TASK TO CARRY OUT: Find each line with the word "lucem" and state how many there are, nothing more.

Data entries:
--------------------------------

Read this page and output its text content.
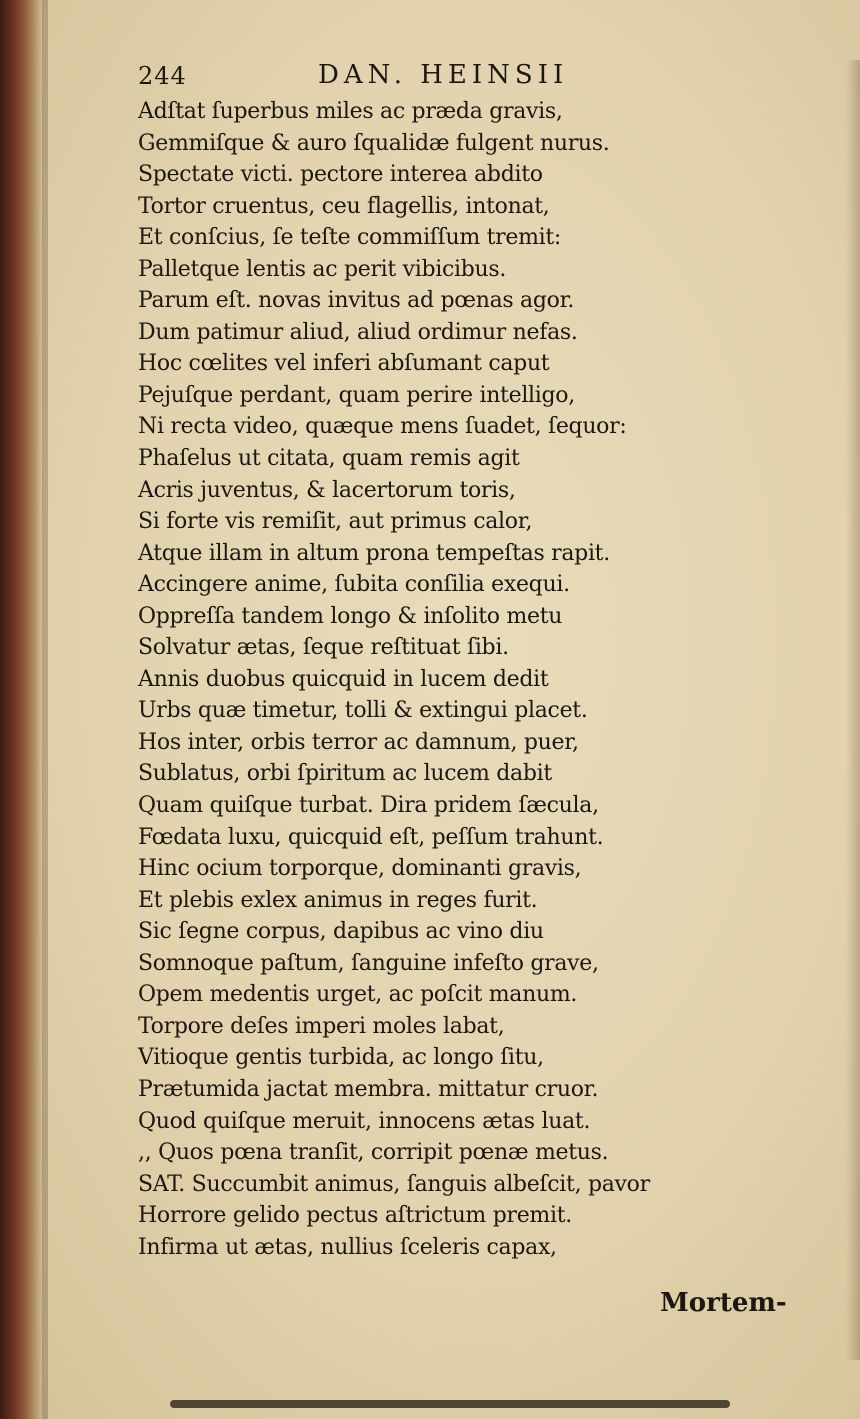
244	DAN. HEINSII
Adſtat ſuperbus miles ac præda gravis,
Gemmiſque & auro ſqualidæ fulgent nurus.
Spectate victi. pectore interea abdito
Tortor cruentus, ceu flagellis, intonat,
Et conſcius, ſe teſte commiſſum tremit:
Palletque lentis ac perit vibicibus.
Parum eſt. novas invitus ad pœnas agor.
Dum patimur aliud, aliud ordimur nefas.
Hoc cœlites vel inferi abſumant caput
Pejuſque perdant, quam perire intelligo,
Ni recta video, quæque mens ſuadet, ſequor:
Phaſelus ut citata, quam remis agit
Acris juventus, & lacertorum toris,
Si forte vis remiſit, aut primus calor,
Atque illam in altum prona tempeſtas rapit.
Accingere anime, ſubita conſilia exequi.
Oppreſſa tandem longo & inſolito metu
Solvatur ætas, ſeque reſtituat ſibi.
Annis duobus quicquid in lucem dedit
Urbs quæ timetur, tolli & extingui placet.
Hos inter, orbis terror ac damnum, puer,
Sublatus, orbi ſpiritum ac lucem dabit
Quam quiſque turbat. Dira pridem ſæcula,
Fœdata luxu, quicquid eſt, peſſum trahunt.
Hinc ocium torporque, dominanti gravis,
Et plebis exlex animus in reges furit.
Sic ſegne corpus, dapibus ac vino diu
Somnoque paſtum, ſanguine infeſto grave,
Opem medentis urget, ac poſcit manum.
Torpore deſes imperi moles labat,
Vitioque gentis turbida, ac longo ſitu,
Prætumida jactat membra. mittatur cruor.
Quod quiſque meruit, innocens ætas luat.
,, Quos pœna tranſit, corripit pœnæ metus.
SAT. Succumbit animus, ſanguis albeſcit, pavor
Horrore gelido pectus aſtrictum premit.
Infirma ut ætas, nullius ſceleris capax,
Mortem-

--------------------------------

WRITTEN RESPONSE: 2